### What is asked
The required output is the exact sequence of lines from the line holding "OCR this image." to the end of the records, inclusive.

### Data to process
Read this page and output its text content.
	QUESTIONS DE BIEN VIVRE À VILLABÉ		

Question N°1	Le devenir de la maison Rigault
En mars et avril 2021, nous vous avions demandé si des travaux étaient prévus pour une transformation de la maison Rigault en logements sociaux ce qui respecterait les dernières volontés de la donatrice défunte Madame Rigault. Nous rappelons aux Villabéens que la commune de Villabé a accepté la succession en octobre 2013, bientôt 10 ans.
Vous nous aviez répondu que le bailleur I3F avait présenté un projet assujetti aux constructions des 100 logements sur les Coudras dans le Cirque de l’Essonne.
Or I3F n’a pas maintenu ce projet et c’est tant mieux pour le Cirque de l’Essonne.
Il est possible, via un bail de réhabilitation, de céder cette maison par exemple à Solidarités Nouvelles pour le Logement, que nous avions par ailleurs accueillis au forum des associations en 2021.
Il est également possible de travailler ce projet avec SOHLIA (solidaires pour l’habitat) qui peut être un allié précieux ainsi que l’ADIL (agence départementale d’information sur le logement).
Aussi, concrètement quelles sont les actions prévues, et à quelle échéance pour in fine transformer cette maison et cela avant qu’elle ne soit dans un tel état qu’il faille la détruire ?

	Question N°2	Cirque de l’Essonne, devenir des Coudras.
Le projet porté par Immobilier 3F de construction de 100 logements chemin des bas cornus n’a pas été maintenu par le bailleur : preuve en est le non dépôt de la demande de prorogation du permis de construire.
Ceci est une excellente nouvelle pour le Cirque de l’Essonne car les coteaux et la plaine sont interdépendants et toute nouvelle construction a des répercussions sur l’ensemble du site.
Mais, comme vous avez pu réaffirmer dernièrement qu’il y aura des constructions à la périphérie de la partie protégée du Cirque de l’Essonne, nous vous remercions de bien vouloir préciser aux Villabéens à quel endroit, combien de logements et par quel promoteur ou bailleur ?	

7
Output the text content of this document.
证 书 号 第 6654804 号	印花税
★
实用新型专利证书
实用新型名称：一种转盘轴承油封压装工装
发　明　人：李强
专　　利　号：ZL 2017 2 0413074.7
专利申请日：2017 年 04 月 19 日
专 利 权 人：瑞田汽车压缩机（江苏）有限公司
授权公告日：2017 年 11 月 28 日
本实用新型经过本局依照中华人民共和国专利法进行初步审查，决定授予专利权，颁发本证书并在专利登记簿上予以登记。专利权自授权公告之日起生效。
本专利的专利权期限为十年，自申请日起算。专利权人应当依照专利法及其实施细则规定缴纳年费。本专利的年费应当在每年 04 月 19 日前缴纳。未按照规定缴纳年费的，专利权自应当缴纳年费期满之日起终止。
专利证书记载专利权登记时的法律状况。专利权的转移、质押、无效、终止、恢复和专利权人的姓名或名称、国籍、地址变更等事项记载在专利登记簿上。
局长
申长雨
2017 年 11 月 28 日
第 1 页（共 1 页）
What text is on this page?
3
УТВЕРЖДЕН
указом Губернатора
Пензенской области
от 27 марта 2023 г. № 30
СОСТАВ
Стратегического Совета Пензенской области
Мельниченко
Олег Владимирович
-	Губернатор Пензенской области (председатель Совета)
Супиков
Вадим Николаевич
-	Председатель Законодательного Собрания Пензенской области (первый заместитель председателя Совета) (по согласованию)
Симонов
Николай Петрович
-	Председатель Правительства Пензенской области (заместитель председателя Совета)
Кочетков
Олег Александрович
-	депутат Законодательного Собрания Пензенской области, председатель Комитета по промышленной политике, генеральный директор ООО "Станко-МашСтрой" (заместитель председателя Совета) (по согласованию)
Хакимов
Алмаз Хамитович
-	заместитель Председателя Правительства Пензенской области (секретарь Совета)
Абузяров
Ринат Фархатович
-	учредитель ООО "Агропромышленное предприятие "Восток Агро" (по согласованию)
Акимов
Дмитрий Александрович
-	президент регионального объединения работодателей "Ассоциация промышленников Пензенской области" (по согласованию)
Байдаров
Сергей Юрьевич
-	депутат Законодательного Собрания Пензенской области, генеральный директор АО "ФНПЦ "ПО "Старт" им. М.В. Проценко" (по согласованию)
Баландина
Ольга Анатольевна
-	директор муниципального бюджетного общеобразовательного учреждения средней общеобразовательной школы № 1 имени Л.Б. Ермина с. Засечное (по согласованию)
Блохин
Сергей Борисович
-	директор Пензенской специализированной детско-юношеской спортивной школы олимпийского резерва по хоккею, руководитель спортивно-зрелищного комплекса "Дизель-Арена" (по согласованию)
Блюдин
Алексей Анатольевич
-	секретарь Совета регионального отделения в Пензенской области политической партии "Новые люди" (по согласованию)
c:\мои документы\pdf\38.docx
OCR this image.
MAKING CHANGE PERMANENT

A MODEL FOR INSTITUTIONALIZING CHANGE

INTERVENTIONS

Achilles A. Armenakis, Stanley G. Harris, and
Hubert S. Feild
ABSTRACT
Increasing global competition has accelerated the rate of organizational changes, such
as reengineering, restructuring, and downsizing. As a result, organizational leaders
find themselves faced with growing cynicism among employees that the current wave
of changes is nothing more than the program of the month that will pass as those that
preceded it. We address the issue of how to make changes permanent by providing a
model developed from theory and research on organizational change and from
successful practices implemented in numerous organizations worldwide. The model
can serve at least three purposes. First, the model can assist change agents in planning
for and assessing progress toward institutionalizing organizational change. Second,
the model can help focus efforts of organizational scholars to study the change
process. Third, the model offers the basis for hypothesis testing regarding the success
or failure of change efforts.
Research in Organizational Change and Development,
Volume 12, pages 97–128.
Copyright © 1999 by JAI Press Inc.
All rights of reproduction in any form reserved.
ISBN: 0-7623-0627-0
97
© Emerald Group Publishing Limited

### Exercise output
OCR this image.
MAKING CHANGE PERMANENT

A MODEL FOR INSTITUTIONALIZING CHANGE

INTERVENTIONS

Achilles A. Armenakis, Stanley G. Harris, and
Hubert S. Feild
ABSTRACT
Increasing global competition has accelerated the rate of organizational changes, such
as reengineering, restructuring, and downsizing. As a result, organizational leaders
find themselves faced with growing cynicism among employees that the current wave
of changes is nothing more than the program of the month that will pass as those that
preceded it. We address the issue of how to make changes permanent by providing a
model developed from theory and research on organizational change and from
successful practices implemented in numerous organizations worldwide. The model
can serve at least three purposes. First, the model can assist change agents in planning
for and assessing progress toward institutionalizing organizational change. Second,
the model can help focus efforts of organizational scholars to study the change
process. Third, the model offers the basis for hypothesis testing regarding the success
or failure of change efforts.
Research in Organizational Change and Development,
Volume 12, pages 97–128.
Copyright © 1999 by JAI Press Inc.
All rights of reproduction in any form reserved.
ISBN: 0-7623-0627-0
97
© Emerald Group Publishing Limited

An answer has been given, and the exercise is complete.